**Problem to work on:** Copy every line of the records below that holds the word "type".
— Start Data for processing —
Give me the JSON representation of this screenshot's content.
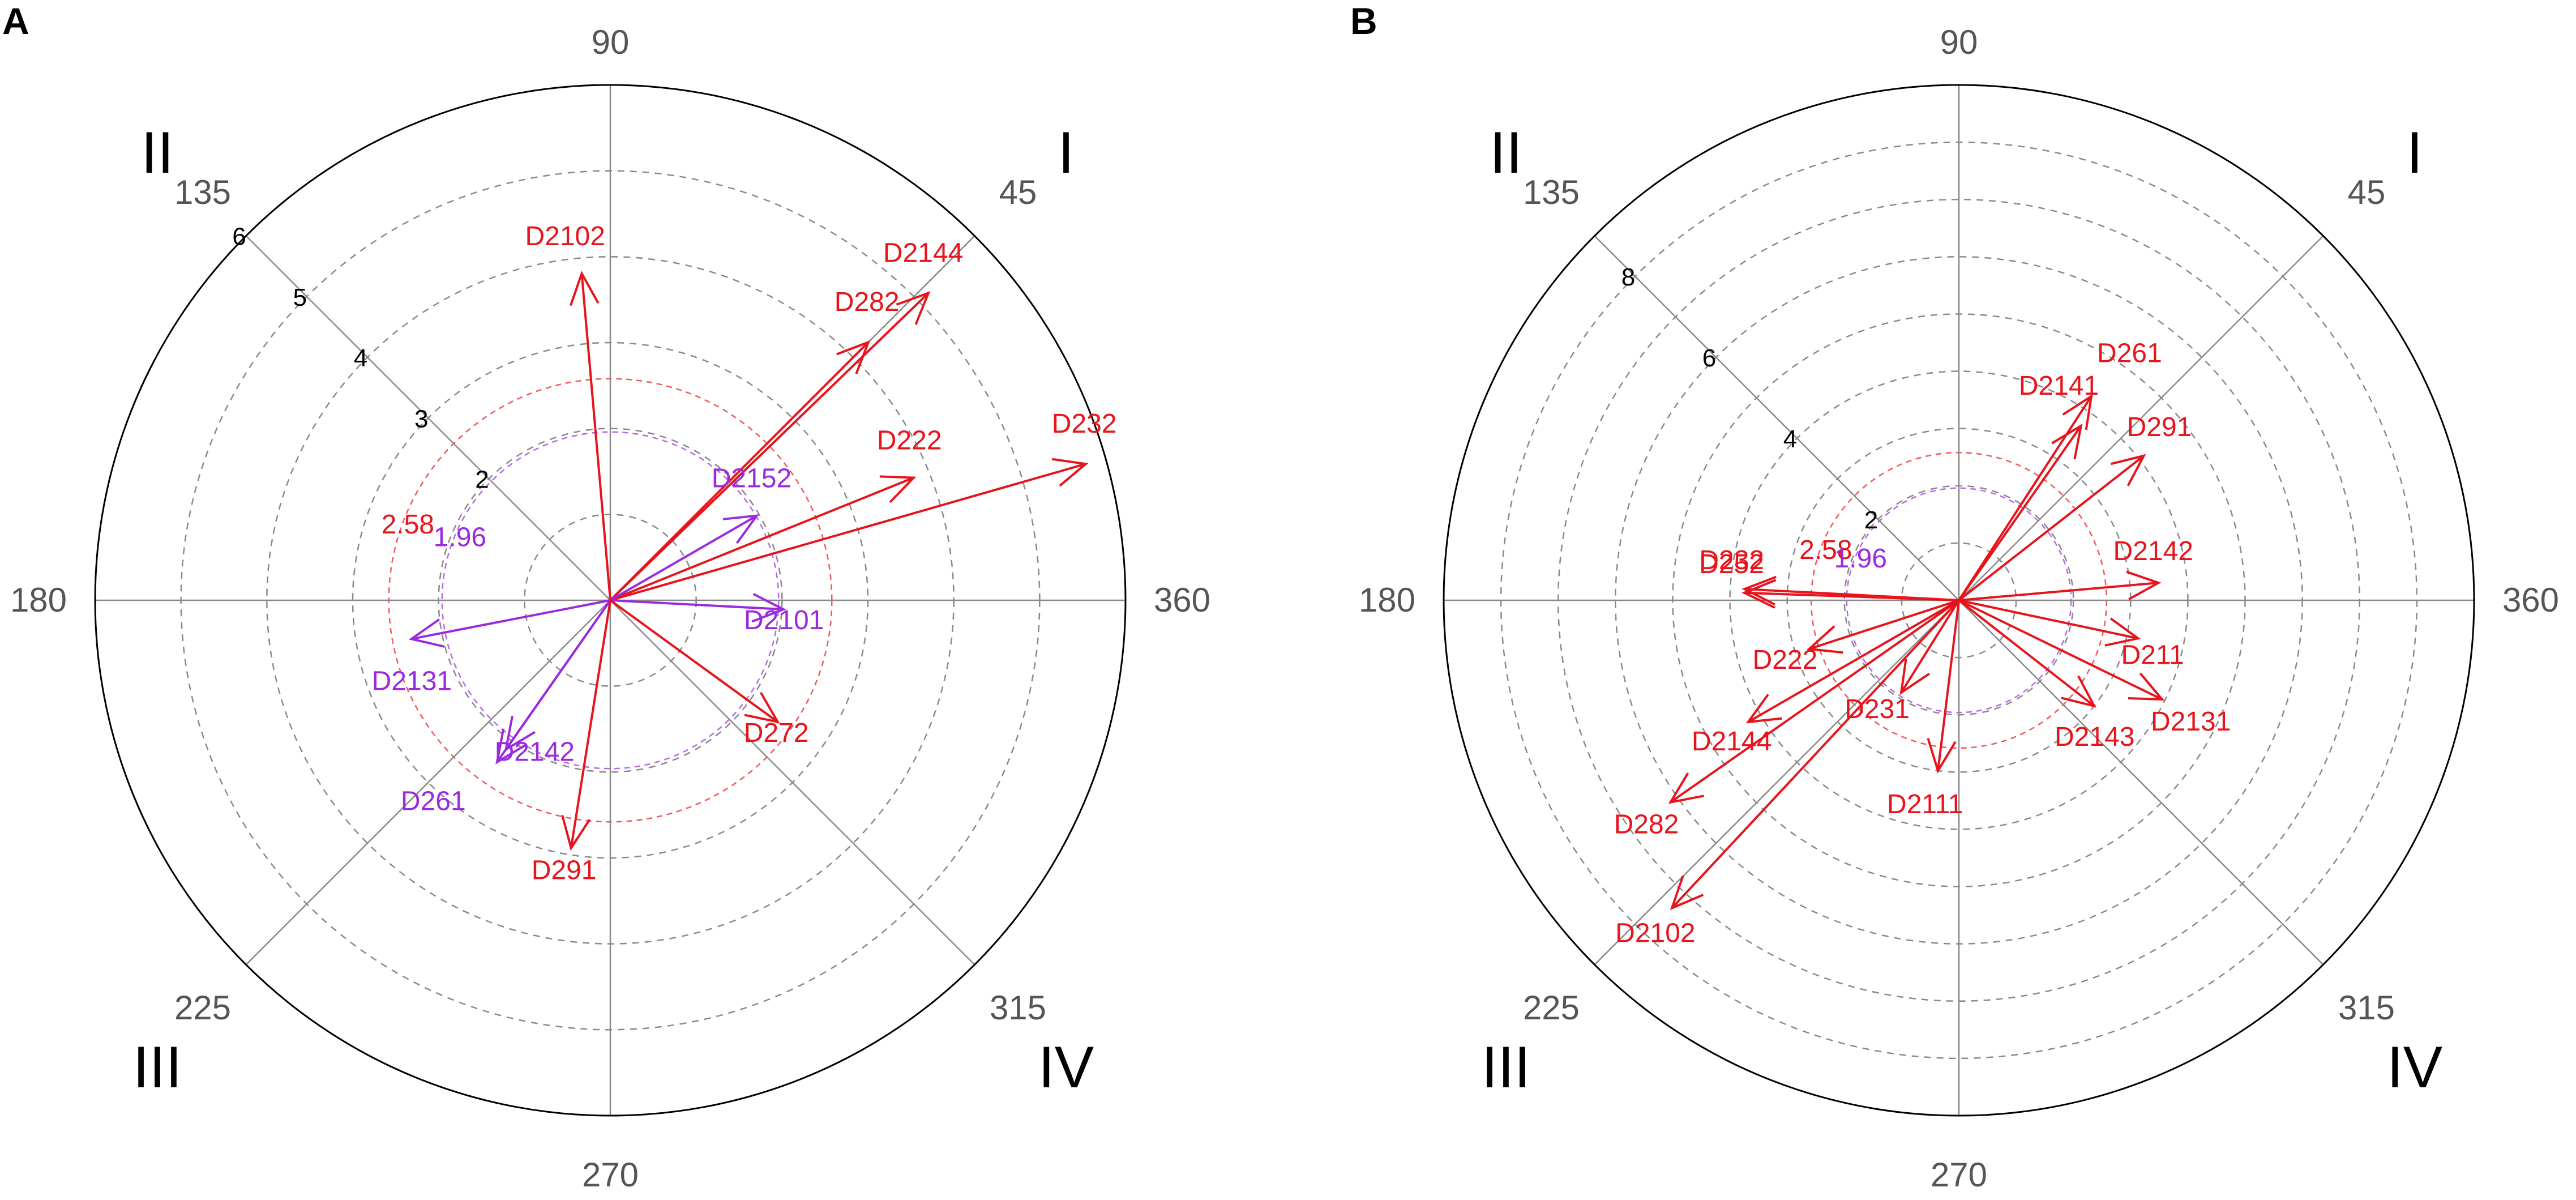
{
  "colors": {
    "red": "#e8131b",
    "purple": "#9a2ae0",
    "axis": "#888888",
    "grid": "#8a8a8a",
    "outer": "#000000"
  },
  "chart_data": [
    {
      "type": "polar-vector",
      "panel": "A",
      "angle_labels": [
        "90",
        "45",
        "360",
        "315",
        "270",
        "225",
        "180",
        "135"
      ],
      "quadrants": [
        "I",
        "II",
        "III",
        "IV"
      ],
      "rmax": 6,
      "ring_ticks": [
        2,
        3,
        4,
        5,
        6
      ],
      "thresholds": [
        {
          "label": "2.58",
          "value": 2.58,
          "color": "#e8131b"
        },
        {
          "label": "1.96",
          "value": 1.96,
          "color": "#9a2ae0"
        }
      ],
      "vectors": [
        {
          "name": "D2102",
          "angle": 95,
          "length": 3.82,
          "color": "red",
          "label_dx": -100,
          "label_dy": -50
        },
        {
          "name": "D2144",
          "angle": 44,
          "length": 5.15,
          "color": "red",
          "label_dx": -80,
          "label_dy": -55
        },
        {
          "name": "D282",
          "angle": 45,
          "length": 4.25,
          "color": "red",
          "label_dx": -60,
          "label_dy": -55
        },
        {
          "name": "D222",
          "angle": 22,
          "length": 3.81,
          "color": "red",
          "label_dx": -65,
          "label_dy": -50
        },
        {
          "name": "D232",
          "angle": 16,
          "length": 5.76,
          "color": "red",
          "label_dx": -60,
          "label_dy": -55
        },
        {
          "name": "D2152",
          "angle": 30,
          "length": 1.97,
          "color": "purple",
          "label_dx": -80,
          "label_dy": -50
        },
        {
          "name": "D2101",
          "angle": -3,
          "length": 2.02,
          "color": "purple",
          "label_dx": -70,
          "label_dy": 35
        },
        {
          "name": "D2131",
          "angle": 191,
          "length": 2.36,
          "color": "purple",
          "label_dx": -70,
          "label_dy": 90
        },
        {
          "name": "D2142",
          "angle": 235,
          "length": 2.12,
          "color": "purple",
          "label_dx": -20,
          "label_dy": 20
        },
        {
          "name": "D261",
          "angle": 235,
          "length": 2.3,
          "color": "purple",
          "label_dx": -170,
          "label_dy": 85
        },
        {
          "name": "D272",
          "angle": -36,
          "length": 2.41,
          "color": "red",
          "label_dx": -60,
          "label_dy": 35
        },
        {
          "name": "D291",
          "angle": -99,
          "length": 2.92,
          "color": "red",
          "label_dx": -70,
          "label_dy": 55
        }
      ]
    },
    {
      "type": "polar-vector",
      "panel": "B",
      "angle_labels": [
        "90",
        "45",
        "360",
        "315",
        "270",
        "225",
        "180",
        "135"
      ],
      "quadrants": [
        "I",
        "II",
        "III",
        "IV"
      ],
      "rmax": 9,
      "ring_ticks": [
        2,
        4,
        6,
        8
      ],
      "thresholds": [
        {
          "label": "2.58",
          "value": 2.58,
          "color": "#e8131b"
        },
        {
          "label": "1.96",
          "value": 1.96,
          "color": "#9a2ae0"
        }
      ],
      "vectors": [
        {
          "name": "D261",
          "angle": 57,
          "length": 4.25,
          "color": "red",
          "label_dx": 10,
          "label_dy": -60
        },
        {
          "name": "D2141",
          "angle": 55,
          "length": 3.72,
          "color": "red",
          "label_dx": -110,
          "label_dy": -55
        },
        {
          "name": "D291",
          "angle": 38,
          "length": 4.1,
          "color": "red",
          "label_dx": -30,
          "label_dy": -35
        },
        {
          "name": "D2142",
          "angle": 5,
          "length": 3.5,
          "color": "red",
          "label_dx": -80,
          "label_dy": -40
        },
        {
          "name": "D211",
          "angle": -12,
          "length": 3.2,
          "color": "red",
          "label_dx": -30,
          "label_dy": 45
        },
        {
          "name": "D2131",
          "angle": -26,
          "length": 3.95,
          "color": "red",
          "label_dx": -20,
          "label_dy": 55
        },
        {
          "name": "D2143",
          "angle": -38,
          "length": 3.0,
          "color": "red",
          "label_dx": -70,
          "label_dy": 70
        },
        {
          "name": "D2111",
          "angle": -97,
          "length": 3.0,
          "color": "red",
          "label_dx": -90,
          "label_dy": 75
        },
        {
          "name": "D231",
          "angle": -122,
          "length": 1.9,
          "color": "red",
          "label_dx": -100,
          "label_dy": 45
        },
        {
          "name": "D2144",
          "angle": -150,
          "length": 4.25,
          "color": "red",
          "label_dx": -100,
          "label_dy": 50
        },
        {
          "name": "D282",
          "angle": -145,
          "length": 6.15,
          "color": "red",
          "label_dx": -100,
          "label_dy": 55
        },
        {
          "name": "D2102",
          "angle": -133,
          "length": 7.35,
          "color": "red",
          "label_dx": -100,
          "label_dy": 60
        },
        {
          "name": "D222",
          "angle": -162,
          "length": 2.75,
          "color": "red",
          "label_dx": -100,
          "label_dy": 35
        },
        {
          "name": "D252",
          "angle": 178,
          "length": 3.75,
          "color": "red",
          "label_dx": -80,
          "label_dy": -35
        },
        {
          "name": "D232",
          "angle": 177,
          "length": 3.75,
          "color": "red",
          "label_dx": -80,
          "label_dy": -35
        }
      ]
    }
  ]
}
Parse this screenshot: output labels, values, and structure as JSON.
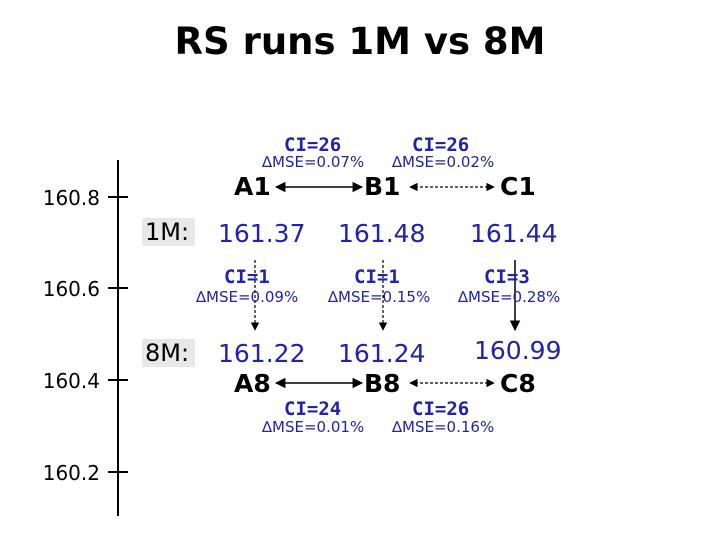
{
  "title": "RS runs 1M vs 8M",
  "axis_ticks": [
    "160.8",
    "160.6",
    "160.4",
    "160.2"
  ],
  "runs": {
    "m1": "1M:",
    "m8": "8M:"
  },
  "nodes": {
    "A1": "A1",
    "B1": "B1",
    "C1": "C1",
    "A8": "A8",
    "B8": "B8",
    "C8": "C8"
  },
  "values": {
    "A1": "161.37",
    "B1": "161.48",
    "C1": "161.44",
    "A8": "161.22",
    "B8": "161.24",
    "C8": "160.99"
  },
  "links": {
    "A1_B1": {
      "ci": "CI=26",
      "mse": "MSE=0.07%"
    },
    "B1_C1": {
      "ci": "CI=26",
      "mse": "MSE=0.02%"
    },
    "A1_A8": {
      "ci": "CI=1",
      "mse": "MSE=0.09%"
    },
    "B1_B8": {
      "ci": "CI=1",
      "mse": "MSE=0.15%"
    },
    "C1_C8": {
      "ci": "CI=3",
      "mse": "MSE=0.28%"
    },
    "A8_B8": {
      "ci": "CI=24",
      "mse": "MSE=0.01%"
    },
    "B8_C8": {
      "ci": "CI=26",
      "mse": "MSE=0.16%"
    }
  },
  "delta_symbol": "∆",
  "colors": {
    "text_blue": "#2222aa",
    "line": "#000000",
    "run_label_bg": "#e8e8e8"
  }
}
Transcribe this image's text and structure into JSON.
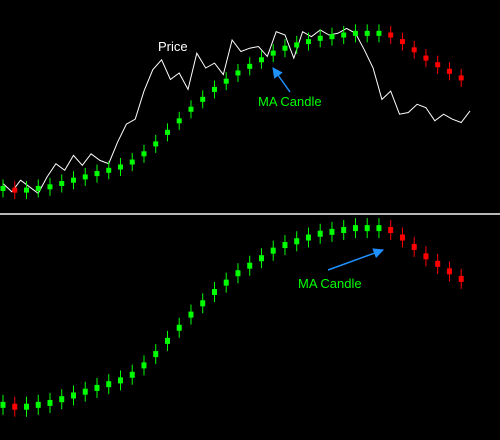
{
  "colors": {
    "background": "#000000",
    "separator": "#b8b8b8",
    "price_line": "#ffffff",
    "rising_candle": "#00ff00",
    "falling_candle": "#ff0000",
    "arrow": "#1e90ff",
    "label_price": "#ffffff",
    "label_ma": "#00ff00"
  },
  "chart_data": [
    {
      "type": "line",
      "panel": "upper",
      "title": "",
      "xlabel": "",
      "ylabel": "",
      "grid": false,
      "ylim": [
        0,
        100
      ],
      "annotations": [
        {
          "text": "Price",
          "target": "price line"
        },
        {
          "text": "MA Candle",
          "target": "MA candle series",
          "arrow": true
        }
      ],
      "series": [
        {
          "name": "Price",
          "style": "line",
          "x": [
            0,
            3,
            6,
            9,
            12,
            15,
            18,
            21,
            24,
            27,
            30,
            33,
            36,
            39,
            42,
            45,
            48,
            51,
            54,
            57,
            60,
            63,
            66,
            69,
            72,
            75,
            78,
            81,
            84,
            87,
            90,
            93,
            96,
            99,
            102,
            105,
            108,
            111,
            114,
            117,
            120,
            123,
            126,
            129,
            132,
            135,
            138,
            141,
            144,
            147,
            150,
            153,
            156,
            159
          ],
          "values": [
            10,
            5,
            12,
            8,
            4,
            14,
            22,
            18,
            27,
            21,
            28,
            24,
            22,
            35,
            46,
            49,
            66,
            79,
            85,
            73,
            77,
            67,
            89,
            80,
            83,
            76,
            97,
            90,
            92,
            93,
            87,
            102,
            100,
            86,
            102,
            99,
            103,
            100,
            101,
            104,
            101,
            91,
            80,
            61,
            66,
            52,
            53,
            58,
            56,
            48,
            52,
            49,
            47,
            54
          ]
        },
        {
          "name": "MA Candle",
          "style": "candles",
          "x": [
            0,
            4,
            8,
            12,
            16,
            20,
            24,
            28,
            32,
            36,
            40,
            44,
            48,
            52,
            56,
            60,
            64,
            68,
            72,
            76,
            80,
            84,
            88,
            92,
            96,
            100,
            104,
            108,
            112,
            116,
            120,
            124,
            128,
            132,
            136,
            140,
            144,
            148,
            152,
            156
          ],
          "values": [
            7,
            6,
            6,
            7,
            8,
            10,
            12,
            14,
            16,
            18,
            20,
            23,
            28,
            34,
            41,
            48,
            55,
            61,
            67,
            72,
            77,
            81,
            85,
            89,
            92,
            94,
            96,
            98,
            99,
            100,
            101,
            101,
            101,
            100,
            96,
            91,
            86,
            82,
            78,
            74
          ],
          "rising_color": "#00ff00",
          "falling_color": "#ff0000"
        }
      ]
    },
    {
      "type": "bar",
      "panel": "lower",
      "title": "",
      "xlabel": "",
      "ylabel": "",
      "grid": false,
      "ylim": [
        0,
        100
      ],
      "annotations": [
        {
          "text": "MA Candle",
          "target": "MA candle series",
          "arrow": true
        }
      ],
      "series": [
        {
          "name": "MA Candle",
          "style": "candles",
          "x": [
            0,
            4,
            8,
            12,
            16,
            20,
            24,
            28,
            32,
            36,
            40,
            44,
            48,
            52,
            56,
            60,
            64,
            68,
            72,
            76,
            80,
            84,
            88,
            92,
            96,
            100,
            104,
            108,
            112,
            116,
            120,
            124,
            128,
            132,
            136,
            140,
            144,
            148,
            152,
            156
          ],
          "values": [
            7,
            6,
            6,
            7,
            8,
            10,
            12,
            14,
            16,
            18,
            20,
            23,
            28,
            34,
            41,
            48,
            55,
            61,
            67,
            72,
            77,
            81,
            85,
            89,
            92,
            94,
            96,
            98,
            99,
            100,
            101,
            101,
            101,
            100,
            96,
            91,
            86,
            82,
            78,
            74
          ],
          "rising_color": "#00ff00",
          "falling_color": "#ff0000"
        }
      ]
    }
  ]
}
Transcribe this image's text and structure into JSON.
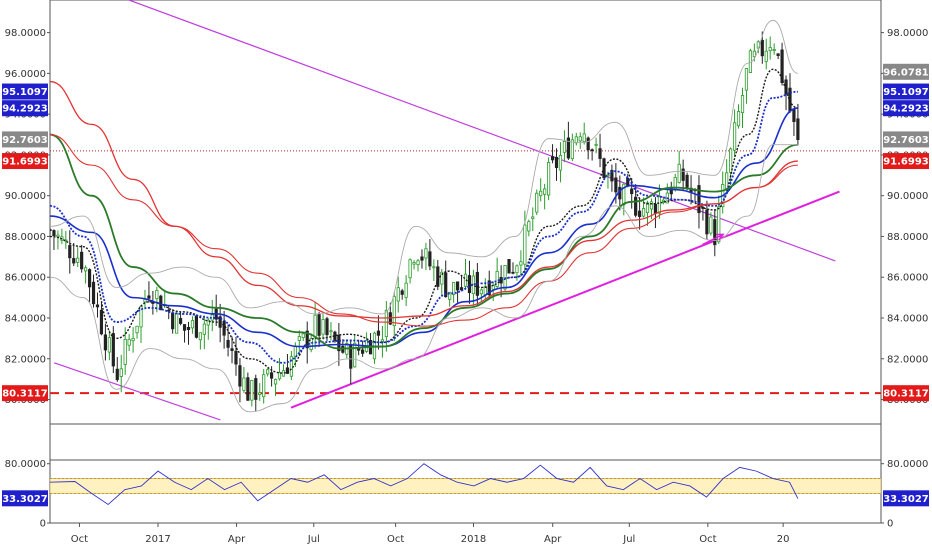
— End Data for processing —
**Result:**
      "type": "polar-vector",
      "type": "polar-vector",
      "type": "line",
      "type": "bar",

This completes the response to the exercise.